**Input material**
-- Start --
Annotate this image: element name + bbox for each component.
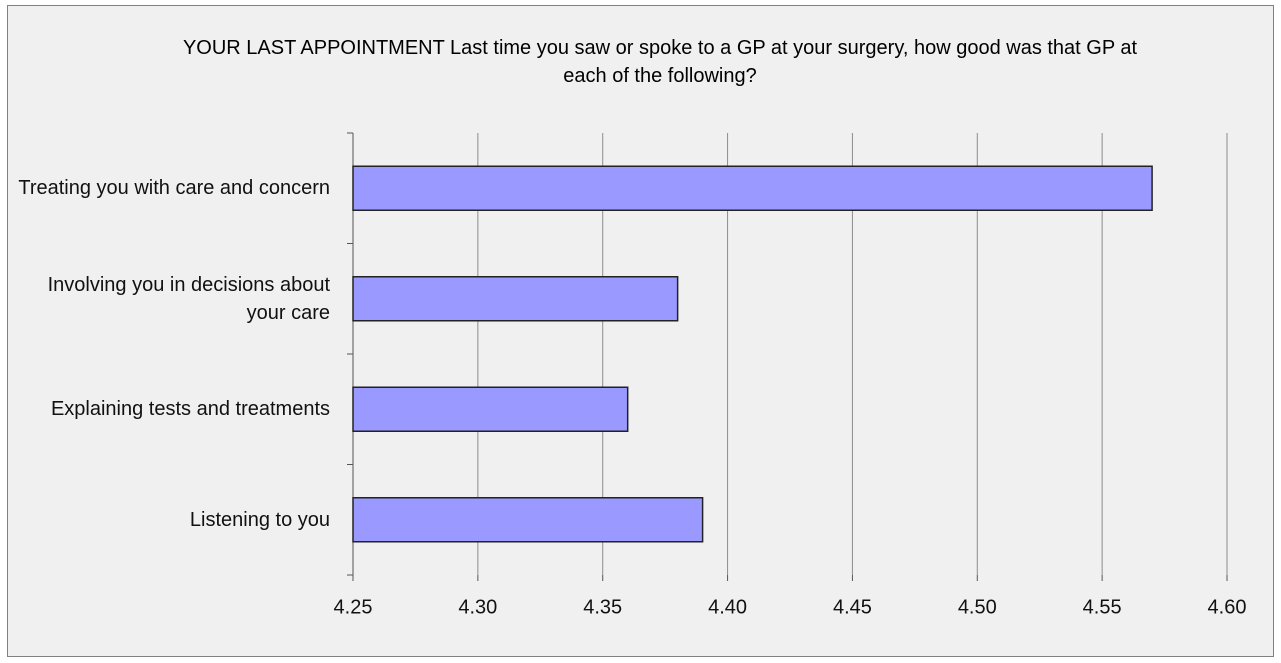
x-tick-label: 4.35: [583, 596, 622, 618]
y-tick-label: Listening to you: [189, 508, 330, 531]
bar: [352, 276, 679, 322]
y-tick-label: Explaining tests and treatments: [50, 398, 330, 421]
chart-title: YOUR LAST APPOINTMENT Last time you saw …: [182, 37, 1138, 87]
x-tick-label: 4.25: [334, 596, 373, 618]
y-tick-label: Treating you with care and concern: [18, 177, 330, 200]
x-tick-label: 4.30: [458, 596, 497, 618]
bar: [352, 165, 1153, 211]
x-tick-label: 4.45: [833, 596, 872, 618]
x-tick-label: 4.55: [1083, 596, 1122, 618]
x-tick-label: 4.50: [958, 596, 997, 618]
x-tick-label: 4.40: [708, 596, 747, 618]
bar: [352, 497, 704, 543]
x-tick-label: 4.60: [1208, 596, 1247, 618]
chart-border: [7, 5, 1274, 657]
y-tick-label: Involving you in decisions about your ca…: [47, 273, 330, 324]
bar: [352, 386, 629, 432]
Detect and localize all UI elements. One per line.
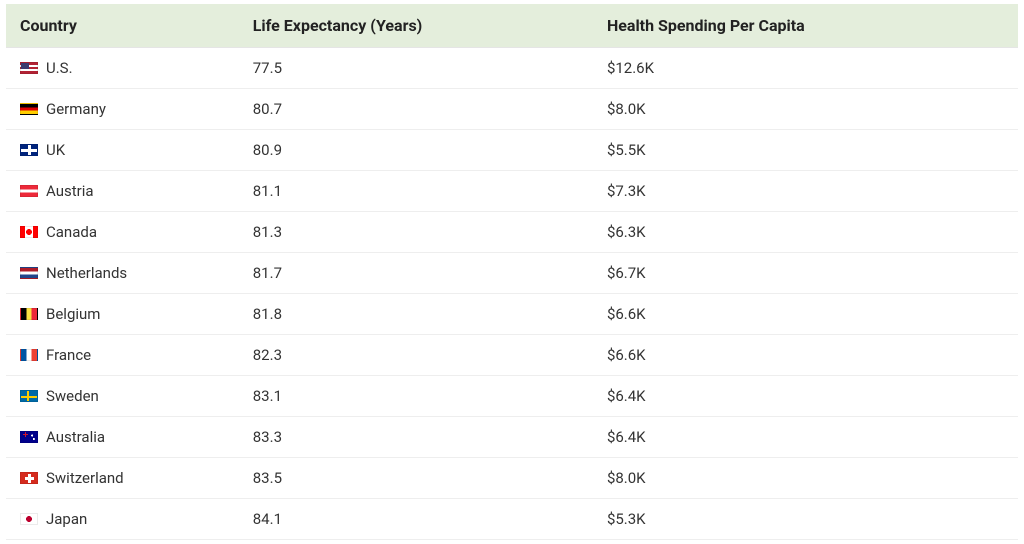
cell-health-spending: $6.4K: [593, 376, 1018, 417]
at-flag-icon: [20, 185, 38, 197]
country-label: U.S.: [46, 59, 73, 77]
au-flag-icon: [20, 431, 38, 443]
col-life-expectancy: Life Expectancy (Years): [239, 4, 593, 48]
cell-life-expectancy: 80.9: [239, 130, 593, 171]
cell-country: Austria: [6, 171, 239, 212]
cell-health-spending: $8.0K: [593, 458, 1018, 499]
col-health-spending: Health Spending Per Capita: [593, 4, 1018, 48]
table-row: Austria 81.1$7.3K: [6, 171, 1018, 212]
cell-country: Germany: [6, 89, 239, 130]
country-label: Canada: [46, 223, 97, 241]
table-row: Netherlands 81.7$6.7K: [6, 253, 1018, 294]
cell-health-spending: $5.5K: [593, 130, 1018, 171]
cell-country: Sweden: [6, 376, 239, 417]
cell-life-expectancy: 81.8: [239, 294, 593, 335]
cell-country: Netherlands: [6, 253, 239, 294]
table-header: Country Life Expectancy (Years) Health S…: [6, 4, 1018, 48]
cell-country: UK: [6, 130, 239, 171]
country-label: Netherlands: [46, 264, 127, 282]
fr-flag-icon: [20, 349, 38, 361]
country-label: Germany: [46, 100, 106, 118]
cell-health-spending: $12.6K: [593, 48, 1018, 89]
country-label: Switzerland: [46, 469, 124, 487]
se-flag-icon: [20, 390, 38, 402]
table-row: Japan 84.1$5.3K: [6, 499, 1018, 540]
country-label: Austria: [46, 182, 94, 200]
ca-flag-icon: [20, 226, 38, 238]
cell-health-spending: $6.6K: [593, 335, 1018, 376]
cell-country: Australia: [6, 417, 239, 458]
cell-life-expectancy: 83.3: [239, 417, 593, 458]
health-table: Country Life Expectancy (Years) Health S…: [6, 4, 1018, 540]
cell-health-spending: $5.3K: [593, 499, 1018, 540]
ch-flag-icon: [20, 472, 38, 484]
cell-life-expectancy: 81.1: [239, 171, 593, 212]
cell-country: Belgium: [6, 294, 239, 335]
table-body: U.S.77.5$12.6KGermany80.7$8.0KUK80.9$5.5…: [6, 48, 1018, 540]
country-label: Australia: [46, 428, 105, 446]
country-label: Belgium: [46, 305, 100, 323]
cell-life-expectancy: 77.5: [239, 48, 593, 89]
nl-flag-icon: [20, 267, 38, 279]
cell-life-expectancy: 82.3: [239, 335, 593, 376]
table-row: Australia 83.3$6.4K: [6, 417, 1018, 458]
country-label: UK: [46, 141, 65, 159]
table-row: Canada 81.3$6.3K: [6, 212, 1018, 253]
cell-life-expectancy: 80.7: [239, 89, 593, 130]
cell-life-expectancy: 83.5: [239, 458, 593, 499]
country-label: France: [46, 346, 91, 364]
table-row: UK 80.9$5.5K: [6, 130, 1018, 171]
cell-health-spending: $6.3K: [593, 212, 1018, 253]
cell-life-expectancy: 81.7: [239, 253, 593, 294]
cell-health-spending: $6.4K: [593, 417, 1018, 458]
de-flag-icon: [20, 103, 38, 115]
jp-flag-icon: [20, 513, 38, 525]
uk-flag-icon: [20, 144, 38, 156]
cell-country: Japan: [6, 499, 239, 540]
cell-life-expectancy: 81.3: [239, 212, 593, 253]
country-label: Sweden: [46, 387, 99, 405]
table-row: Sweden 83.1$6.4K: [6, 376, 1018, 417]
cell-country: U.S.: [6, 48, 239, 89]
cell-life-expectancy: 84.1: [239, 499, 593, 540]
cell-country: Switzerland: [6, 458, 239, 499]
cell-health-spending: $7.3K: [593, 171, 1018, 212]
table-row: Belgium 81.8$6.6K: [6, 294, 1018, 335]
table-row: Germany 80.7$8.0K: [6, 89, 1018, 130]
col-country: Country: [6, 4, 239, 48]
table-row: U.S. 77.5$12.6K: [6, 48, 1018, 89]
cell-health-spending: $6.6K: [593, 294, 1018, 335]
table-row: Switzerland 83.5$8.0K: [6, 458, 1018, 499]
cell-country: Canada: [6, 212, 239, 253]
cell-life-expectancy: 83.1: [239, 376, 593, 417]
cell-country: France: [6, 335, 239, 376]
table-row: France 82.3$6.6K: [6, 335, 1018, 376]
cell-health-spending: $6.7K: [593, 253, 1018, 294]
us-flag-icon: [20, 62, 38, 74]
be-flag-icon: [20, 308, 38, 320]
country-label: Japan: [46, 510, 87, 528]
cell-health-spending: $8.0K: [593, 89, 1018, 130]
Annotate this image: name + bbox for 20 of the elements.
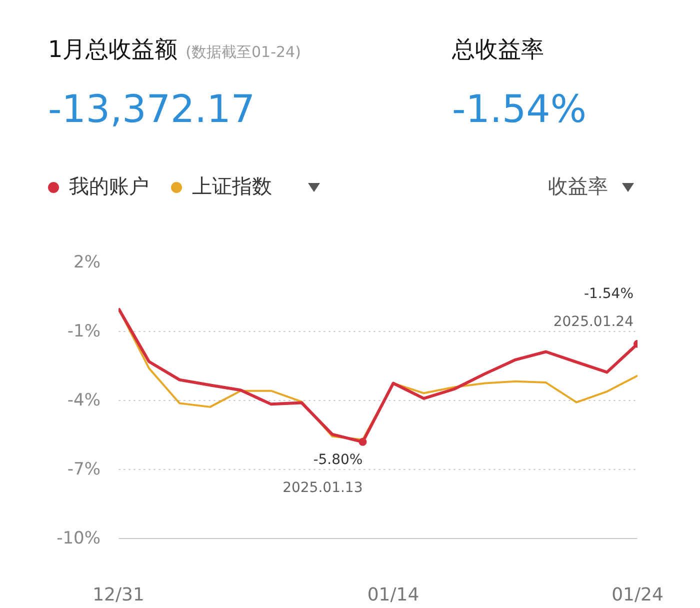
chart-title: 1月总收益额: [48, 37, 178, 63]
y-tick-label: -4%: [67, 390, 101, 410]
y-tick-label: 2%: [74, 252, 101, 272]
y-tick-label: -1%: [67, 322, 101, 342]
annotation: -5.80%: [313, 452, 363, 468]
annotation: -1.54%: [584, 286, 634, 302]
text: -13,372.17: [48, 86, 256, 133]
annotation: 2025.01.24: [553, 314, 634, 330]
text: 总收益率: [452, 36, 544, 65]
y-tick-label: -7%: [67, 460, 101, 480]
legend-label: 上证指数: [191, 174, 272, 198]
x-tick-label: 12/31: [92, 584, 144, 606]
text: -1.54%: [452, 86, 586, 133]
y-tick-label: -10%: [56, 528, 100, 548]
text: 收益率: [548, 173, 609, 200]
chart-subtitle: (数据截至01-24): [186, 43, 301, 61]
annotation: 2025.01.13: [282, 480, 363, 496]
x-tick-label: 01/14: [367, 584, 420, 606]
x-tick-label: 01/24: [612, 584, 664, 606]
legend-label: 我的账户: [68, 174, 149, 198]
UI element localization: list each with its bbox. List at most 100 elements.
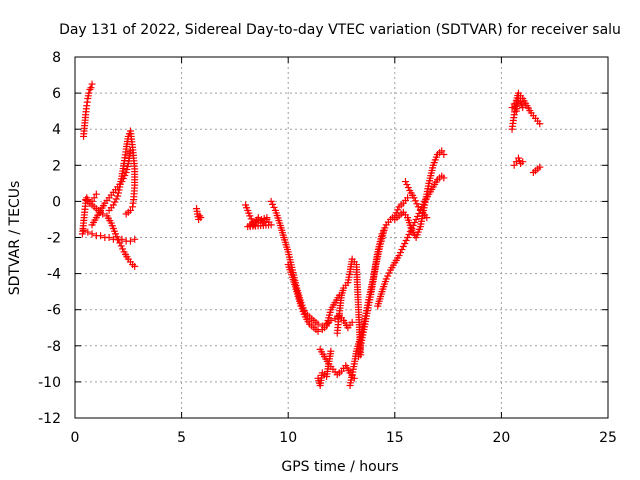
- data-point: [396, 249, 404, 257]
- data-point: [312, 318, 320, 326]
- y-tick-label: -8: [47, 339, 61, 355]
- y-axis-label: SDTVAR / TECUs: [7, 181, 23, 296]
- series-arc-8: [242, 201, 275, 231]
- y-tick-label: -4: [47, 267, 61, 283]
- data-point: [404, 184, 412, 192]
- data-point: [114, 189, 122, 197]
- data-point: [421, 211, 429, 219]
- data-point: [80, 211, 88, 219]
- data-point: [292, 285, 300, 293]
- data-point: [385, 269, 393, 277]
- data-point: [407, 224, 415, 232]
- data-point: [381, 278, 389, 286]
- data-point: [409, 191, 417, 199]
- data-point: [117, 175, 125, 183]
- data-point: [90, 194, 98, 202]
- x-tick-label: 10: [279, 430, 297, 446]
- data-point: [99, 202, 107, 210]
- data-point: [320, 324, 328, 332]
- data-point: [402, 237, 410, 245]
- series-arc-3: [80, 226, 139, 245]
- data-point: [275, 217, 283, 225]
- data-point: [367, 290, 375, 298]
- data-point: [397, 201, 405, 209]
- data-point: [116, 239, 124, 247]
- data-point: [84, 92, 92, 100]
- y-tick-label: -12: [38, 411, 61, 427]
- data-point: [401, 211, 409, 219]
- data-point: [350, 363, 358, 371]
- data-point: [88, 230, 96, 238]
- data-point: [107, 204, 115, 212]
- data-point: [424, 182, 432, 190]
- data-point: [193, 207, 201, 215]
- data-point: [105, 234, 113, 241]
- data-point: [414, 212, 422, 220]
- y-tick-label: 4: [52, 122, 61, 138]
- x-tick-label: 5: [177, 430, 186, 446]
- data-point: [279, 231, 287, 239]
- data-point: [110, 227, 118, 235]
- data-point: [270, 203, 278, 211]
- data-point: [103, 196, 111, 204]
- x-tick-label: 20: [492, 430, 510, 446]
- data-point: [326, 308, 334, 316]
- data-point: [399, 243, 407, 251]
- data-point: [131, 235, 139, 243]
- data-point: [519, 158, 527, 166]
- data-point: [91, 216, 99, 224]
- data-point: [405, 230, 413, 238]
- data-point: [411, 197, 419, 205]
- data-point: [348, 373, 356, 381]
- data-point: [115, 186, 123, 194]
- data-point: [440, 174, 448, 182]
- data-point: [401, 196, 409, 204]
- y-tick-label: -2: [47, 231, 61, 247]
- data-point: [345, 271, 353, 279]
- data-point: [429, 164, 437, 172]
- data-point: [375, 245, 383, 253]
- y-tick-label: 6: [52, 86, 61, 102]
- data-point: [129, 199, 137, 207]
- x-tick-label: 0: [71, 430, 80, 446]
- data-point: [363, 312, 371, 320]
- series-arc-20: [508, 95, 527, 115]
- data-point: [312, 326, 320, 334]
- data-point: [428, 185, 436, 193]
- data-point: [510, 114, 518, 122]
- data-point: [377, 290, 385, 298]
- series-arc-10: [284, 261, 343, 335]
- data-point: [81, 202, 89, 210]
- series-arc-17: [391, 147, 448, 241]
- data-point: [122, 148, 130, 156]
- data-point: [88, 80, 96, 88]
- data-point: [123, 166, 131, 174]
- data-point: [394, 254, 402, 262]
- data-point: [84, 228, 92, 236]
- data-point: [296, 300, 304, 308]
- data-point: [518, 101, 526, 109]
- data-point: [114, 192, 122, 200]
- y-tick-label: -10: [38, 375, 61, 391]
- data-point: [416, 206, 424, 214]
- series-arc-1: [80, 80, 96, 140]
- data-point: [113, 233, 121, 241]
- data-point: [384, 218, 392, 226]
- data-point: [393, 214, 401, 222]
- data-point: [337, 294, 345, 302]
- data-point: [120, 162, 128, 170]
- data-point: [267, 197, 275, 205]
- data-point: [534, 117, 542, 125]
- data-point: [97, 232, 105, 240]
- data-point: [432, 153, 440, 161]
- data-point: [126, 237, 134, 245]
- data-point: [122, 169, 130, 177]
- series-arc-15: [355, 226, 388, 361]
- data-point: [516, 157, 524, 165]
- data-point: [245, 209, 253, 217]
- data-point: [92, 205, 100, 213]
- grid-lines: [75, 57, 608, 418]
- data-point: [335, 312, 343, 320]
- data-point: [339, 286, 347, 294]
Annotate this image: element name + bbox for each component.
-- End --
**Exercise directions**
Can you rewrite the records starting with the line with "chart-title: 1月总收益额: [48, 37, 178, 63]" and going on through the line with "y-tick-label: -7%: [67, 460, 101, 480]", putting "title" in place of "chart-title" and leaving everything else unchanged?

**Right answer**
title: 1月总收益额: [48, 37, 178, 63]
y-tick-label: -4%: [67, 390, 101, 410]
y-tick-label: 2%: [74, 252, 101, 272]
y-tick-label: -1%: [67, 322, 101, 342]
annotation: -5.80%: [313, 452, 363, 468]
annotation: -1.54%: [584, 286, 634, 302]
text: -13,372.17: [48, 86, 256, 133]
annotation: 2025.01.24: [553, 314, 634, 330]
text: 总收益率: [452, 36, 544, 65]
y-tick-label: -7%: [67, 460, 101, 480]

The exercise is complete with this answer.